『べらぼう』長谷川平蔵=中村隼人になるほどのハマりぶり “鬼”になる前の未完成の魅力

 「鬼平」と聞いてどんな人物を思い浮かべるだろうか。理知的で、人情に厚く、悪には容赦しない。池波正太郎の『鬼平犯科帳』で描かれる主人公・長谷川平蔵を数々の名優が演じてきた。その姿には、静かな威厳と、どこか達観した優しさがあった。

 しかし、NHK大河ドラマ『べらぼう〜蔦重栄華乃夢噺〜』の平蔵は、少し違う。ここで描かれるのは、青年時代は風来坊で「本所の銕」と呼ばれ、遊里で放蕩の限りを尽くしたという逸話も持つ、のちに火付盗賊改方を務める前の姿だ。武士の家に生まれながらも、世の仕組みに翻弄され、迷い、学び、そして変わっていく。まだ理想には届かないが、確かに成長している。その過程を中村隼人が、驚くほど自然に生きている。

 『べらぼう』の平蔵が愛されている理由のひとつは、彼が「ただのカッコいい男」ではないことだ。どこか抜けていて、ちょっとかわいい。物語初期の“カモ平”時代、蔦屋重三郎(横浜流星)に手玉に取られ、調子に乗って失敗する姿には妙な愛嬌がある。プライドをくすぐられてムキになったり、格好をつけようとして裏目に出たり。

 中村はその“おちゃめ”を演じるときも“軽く”はならない。笑いを取りにいくのではなく、人間らしさの延長としてのおかしみを見せる。強さと優しさ、そのあいだに茶目っ気をのぞかせる。このバランス感覚が、中村隼人の魅力そのものだ。

 第38回では、物語が大きく動いた。松平定信(井上祐貴)が長谷川平蔵を呼び出し、人足寄場をつくるように命じる。罪人ではない無宿人や軽犯罪者を、労働と職業訓練で更生させるという新しい発想だった。後の“鬼平”が大切にする「人を裁く前に、まず見つめる」姿勢の原型がここに見える。

 さらに、出版統制の激化をめぐって、蔦重と定信の駆け引きが進む中、平蔵はそのどちらにも肩入れせず、冷静に“秩序の理”を考えようとする。

 まだ鬼には遠い。だが、江戸の打ちこわしで蔦重が刺されそうになる瞬間、平蔵が放った矢が丈右衛門だった男(矢野聖人)の胸を射抜いた場面が象徴するように、鬼になる覚悟を持つ男の輪郭は、確かに見え始めている。

提供資料
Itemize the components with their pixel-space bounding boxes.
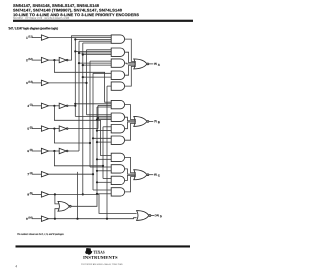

課題内容
本文のうち「さらに、出版統制の激化をめぐ」から「郭は、確かに見え始めている。」に至るまでを、一字一句変えずにすべて書き写してもらえますか? 資料は使わなくても差し支えありません。

解答
さらに、出版統制の激化をめぐって、蔦重と定信の駆け引きが進む中、平蔵はそのどちらにも肩入れせず、冷静に“秩序の理”を考えようとする。

 まだ鬼には遠い。だが、江戸の打ちこわしで蔦重が刺されそうになる瞬間、平蔵が放った矢が丈右衛門だった男(矢野聖人)の胸を射抜いた場面が象徴するように、鬼になる覚悟を持つ男の輪郭は、確かに見え始めている。